STATED GOAL:
Exactly as written, print each record in the listing.

(Recorded data)
--------------------------------------------------

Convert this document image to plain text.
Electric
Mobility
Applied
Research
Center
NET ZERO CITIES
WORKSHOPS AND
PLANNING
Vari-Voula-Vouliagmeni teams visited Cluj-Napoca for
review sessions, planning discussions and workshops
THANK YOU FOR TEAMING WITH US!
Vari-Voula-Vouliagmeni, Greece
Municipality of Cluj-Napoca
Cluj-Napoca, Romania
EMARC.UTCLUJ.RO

--------------------------------------------------

CORRECT RESPONSE:
Convert this document image to plain text.
Electric
Mobility
Applied
Research
Center
NET ZERO CITIES
WORKSHOPS AND
PLANNING
Vari-Voula-Vouliagmeni teams visited Cluj-Napoca for
review sessions, planning discussions and workshops
THANK YOU FOR TEAMING WITH US!
Vari-Voula-Vouliagmeni, Greece
Municipality of Cluj-Napoca
Cluj-Napoca, Romania
EMARC.UTCLUJ.RO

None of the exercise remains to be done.